──────── TRECHO DA PÁGINA ────────

O Ministério Público de Goiás (MPGO), por meio do Grupo de Atuação Especial de Combate ao Crime Organizado (Gaeco Sul), deflagrou nesta quinta-feira (5) a quarta fase da Operação Regra Três, denominada “Contrapartida”. A ação resultou na prisão preventiva do presidente da Câmara Municipal de Rio Verde, Idelson Mendes (PRD), além de dois servidores legislativos e advogados.
A investigação apura a existência de uma organização criminosa instalada no Poder Legislativo local para manipular procedimentos de licitação. O foco principal está na contratação de uma instituição de ensino, via inexigibilidade de licitação, para a realização de um concurso público na Câmara. Segundo o Gaeco, o esquema visava o desvio de valores arrecadados com as taxas de inscrição dos candidatos.
O esquema de “blindagem jurídica” e conflito de interesses
De acordo com os autos, o grupo simulava a legalidade do processo administrativo com o auxílio de assessores jurídicos. As investigações apontam que advogados contratados pela Câmara de Rio Verde prestavam consultoria ao órgão e, simultaneamente, representavam a empresa beneficiada pelo contrato.
Essa sobreposição de funções teria permitido o direcionamento do certame e a criação de documentos que tentavam dar aparência lícita a atos fraudulentos. Devido às irregularidades apontadas pelo MPGO, o Tribunal de Contas dos Municípios (TCM) e o Judiciário já haviam determinado a suspensão e anulação do concurso anteriormente.
Conexão com delegado e empresas de fachada
Esta etapa da operação também reforça o vínculo entre os agentes públicos e o delegado da Polícia Civil, Dannilo Proto, que já se encontra preso desde as fases iniciais. O MPGO investiga o ressarcimento irregular de valores a candidatos por meio de empresas ligadas ao delegado.
Há indícios de que serviços de limpeza e internet foram contratados pela Câmara com sobrepreço, utilizando CNPJs “alugados” pela empresa Delta Proto para mascarar os verdadeiros beneficiários do dinheiro público.
Medidas judiciais e buscas
Ao todo, foram cumpridos quatro mandados de prisão preventiva e cinco de busca e apreensão nas cidades de Rio Verde, Santa Helena de Goiás e Iporá. Na sede do Legislativo em Rio Verde, agentes do Gaeco e da Polícia Militar apreenderam computadores e documentos para análise. A Justiça fundamentou as prisões na garantia da ordem pública e para evitar a destruição de provas durante a instrução criminal.

────────

### ITENS DO EXERCÍCIO
1. Resuma em duas frases o texto sobre a Operação Regra Três.
2. Transcreva o trecho do texto sobre a Operação Regra Três entre "O esquema de" e "do concurso anteriormente.", inclusive.
As linhas são um material à parte, sem relação com o texto sobre a Operação Regra Três.

──────── INFORMAÇÕES FORNECIDAS ────────

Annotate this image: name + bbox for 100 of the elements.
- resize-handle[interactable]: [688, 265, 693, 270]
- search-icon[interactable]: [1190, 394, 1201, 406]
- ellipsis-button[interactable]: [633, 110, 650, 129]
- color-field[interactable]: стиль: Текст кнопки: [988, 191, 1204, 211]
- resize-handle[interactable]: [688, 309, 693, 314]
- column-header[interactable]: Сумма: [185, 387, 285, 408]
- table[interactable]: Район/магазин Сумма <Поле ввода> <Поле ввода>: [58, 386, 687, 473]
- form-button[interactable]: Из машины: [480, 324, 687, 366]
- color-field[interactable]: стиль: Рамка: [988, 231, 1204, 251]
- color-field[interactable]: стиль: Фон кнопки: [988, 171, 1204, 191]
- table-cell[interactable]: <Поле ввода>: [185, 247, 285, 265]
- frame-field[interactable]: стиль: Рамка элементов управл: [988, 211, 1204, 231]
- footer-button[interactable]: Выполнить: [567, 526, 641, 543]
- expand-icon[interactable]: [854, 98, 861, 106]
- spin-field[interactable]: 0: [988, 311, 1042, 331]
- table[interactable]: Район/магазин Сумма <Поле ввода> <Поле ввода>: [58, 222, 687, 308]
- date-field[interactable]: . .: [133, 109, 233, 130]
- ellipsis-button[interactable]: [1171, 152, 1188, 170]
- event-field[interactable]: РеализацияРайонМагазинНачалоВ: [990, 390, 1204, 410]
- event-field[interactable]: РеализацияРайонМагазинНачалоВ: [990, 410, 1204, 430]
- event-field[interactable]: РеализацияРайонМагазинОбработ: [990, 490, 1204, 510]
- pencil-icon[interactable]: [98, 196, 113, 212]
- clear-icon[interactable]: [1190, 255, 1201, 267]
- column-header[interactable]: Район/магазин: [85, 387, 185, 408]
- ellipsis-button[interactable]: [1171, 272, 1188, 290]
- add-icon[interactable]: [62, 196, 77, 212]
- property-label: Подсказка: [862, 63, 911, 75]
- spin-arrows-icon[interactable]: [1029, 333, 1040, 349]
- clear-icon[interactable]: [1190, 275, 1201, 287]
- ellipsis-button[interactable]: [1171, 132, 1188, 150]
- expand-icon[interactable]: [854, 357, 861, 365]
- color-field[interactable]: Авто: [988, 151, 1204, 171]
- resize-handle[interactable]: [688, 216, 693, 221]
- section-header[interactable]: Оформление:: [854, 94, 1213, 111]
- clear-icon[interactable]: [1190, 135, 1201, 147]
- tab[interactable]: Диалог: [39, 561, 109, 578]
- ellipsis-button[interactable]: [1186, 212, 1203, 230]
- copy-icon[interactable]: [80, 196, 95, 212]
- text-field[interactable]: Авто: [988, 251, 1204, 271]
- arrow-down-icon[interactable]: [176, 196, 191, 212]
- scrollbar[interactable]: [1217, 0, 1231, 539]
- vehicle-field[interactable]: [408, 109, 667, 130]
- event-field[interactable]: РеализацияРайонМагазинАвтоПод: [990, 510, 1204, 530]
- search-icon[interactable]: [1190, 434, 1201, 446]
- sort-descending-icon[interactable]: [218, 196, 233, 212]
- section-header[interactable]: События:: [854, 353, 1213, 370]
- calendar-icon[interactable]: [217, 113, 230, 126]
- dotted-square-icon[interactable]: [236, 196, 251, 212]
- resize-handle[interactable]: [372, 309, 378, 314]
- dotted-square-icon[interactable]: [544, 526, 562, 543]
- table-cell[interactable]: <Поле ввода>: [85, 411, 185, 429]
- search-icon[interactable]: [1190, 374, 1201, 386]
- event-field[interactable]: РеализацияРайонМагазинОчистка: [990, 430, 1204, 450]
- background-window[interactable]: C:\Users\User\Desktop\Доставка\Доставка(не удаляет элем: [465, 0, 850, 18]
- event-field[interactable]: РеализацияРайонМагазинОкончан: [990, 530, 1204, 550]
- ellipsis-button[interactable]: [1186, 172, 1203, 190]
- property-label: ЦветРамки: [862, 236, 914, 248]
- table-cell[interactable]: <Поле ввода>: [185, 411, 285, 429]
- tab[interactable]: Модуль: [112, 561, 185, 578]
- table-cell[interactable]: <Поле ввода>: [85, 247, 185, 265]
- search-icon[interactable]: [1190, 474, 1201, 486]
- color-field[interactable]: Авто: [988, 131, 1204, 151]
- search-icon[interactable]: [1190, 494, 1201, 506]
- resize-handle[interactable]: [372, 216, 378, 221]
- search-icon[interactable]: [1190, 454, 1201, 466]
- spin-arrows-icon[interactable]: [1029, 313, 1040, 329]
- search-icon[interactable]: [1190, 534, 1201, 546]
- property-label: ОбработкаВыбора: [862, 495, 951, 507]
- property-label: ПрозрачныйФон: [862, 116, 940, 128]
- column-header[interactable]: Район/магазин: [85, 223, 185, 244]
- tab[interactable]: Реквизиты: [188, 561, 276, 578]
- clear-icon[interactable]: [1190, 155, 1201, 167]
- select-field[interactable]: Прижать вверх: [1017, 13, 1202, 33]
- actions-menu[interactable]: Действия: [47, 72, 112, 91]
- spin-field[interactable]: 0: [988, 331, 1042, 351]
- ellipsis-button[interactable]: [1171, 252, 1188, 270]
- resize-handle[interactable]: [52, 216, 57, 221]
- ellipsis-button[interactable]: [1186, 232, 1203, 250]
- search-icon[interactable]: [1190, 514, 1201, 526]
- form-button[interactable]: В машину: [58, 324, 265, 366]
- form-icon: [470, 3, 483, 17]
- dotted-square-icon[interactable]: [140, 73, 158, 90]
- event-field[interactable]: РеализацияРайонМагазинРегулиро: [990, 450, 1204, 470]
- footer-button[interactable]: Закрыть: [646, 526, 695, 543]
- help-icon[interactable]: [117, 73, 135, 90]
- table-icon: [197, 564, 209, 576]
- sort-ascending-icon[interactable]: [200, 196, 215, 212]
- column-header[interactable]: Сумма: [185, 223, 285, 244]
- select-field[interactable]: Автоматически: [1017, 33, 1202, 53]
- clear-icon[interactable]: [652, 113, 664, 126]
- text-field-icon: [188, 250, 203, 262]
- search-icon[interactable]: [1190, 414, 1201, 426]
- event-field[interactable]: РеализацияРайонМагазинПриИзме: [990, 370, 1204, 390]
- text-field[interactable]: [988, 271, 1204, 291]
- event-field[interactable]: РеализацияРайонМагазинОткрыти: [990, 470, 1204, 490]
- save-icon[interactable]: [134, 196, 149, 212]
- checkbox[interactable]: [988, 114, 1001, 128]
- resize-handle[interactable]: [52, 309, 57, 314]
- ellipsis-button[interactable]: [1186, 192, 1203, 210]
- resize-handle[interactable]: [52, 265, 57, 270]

────────

### RESPOSTAS DO EXERCÍCIO
1. O MPGO, por meio do Gaeco Sul, deflagrou a quarta fase da Operação Regra Três, denominada "Contrapartida", que resultou na prisão preventiva do presidente da Câmara Municipal de Rio Verde, Idelson Mendes, além de dois servidores legislativos e advogados. A investigação apura uma organização criminosa instalada no Legislativo local para manipular licitações, com foco na contratação de uma instituição de ensino para um concurso público e no desvio dos valores das taxas de inscrição.

2.
O esquema de “blindagem jurídica” e conflito de interesses
De acordo com os autos, o grupo simulava a legalidade do processo administrativo com o auxílio de assessores jurídicos. As investigações apontam que advogados contratados pela Câmara de Rio Verde prestavam consultoria ao órgão e, simultaneamente, representavam a empresa beneficiada pelo contrato.
Essa sobreposição de funções teria permitido o direcionamento do certame e a criação de documentos que tentavam dar aparência lícita a atos fraudulentos. Devido às irregularidades apontadas pelo MPGO, o Tribunal de Contas dos Municípios (TCM) e o Judiciário já haviam determinado a suspensão e anulação do concurso anteriormente.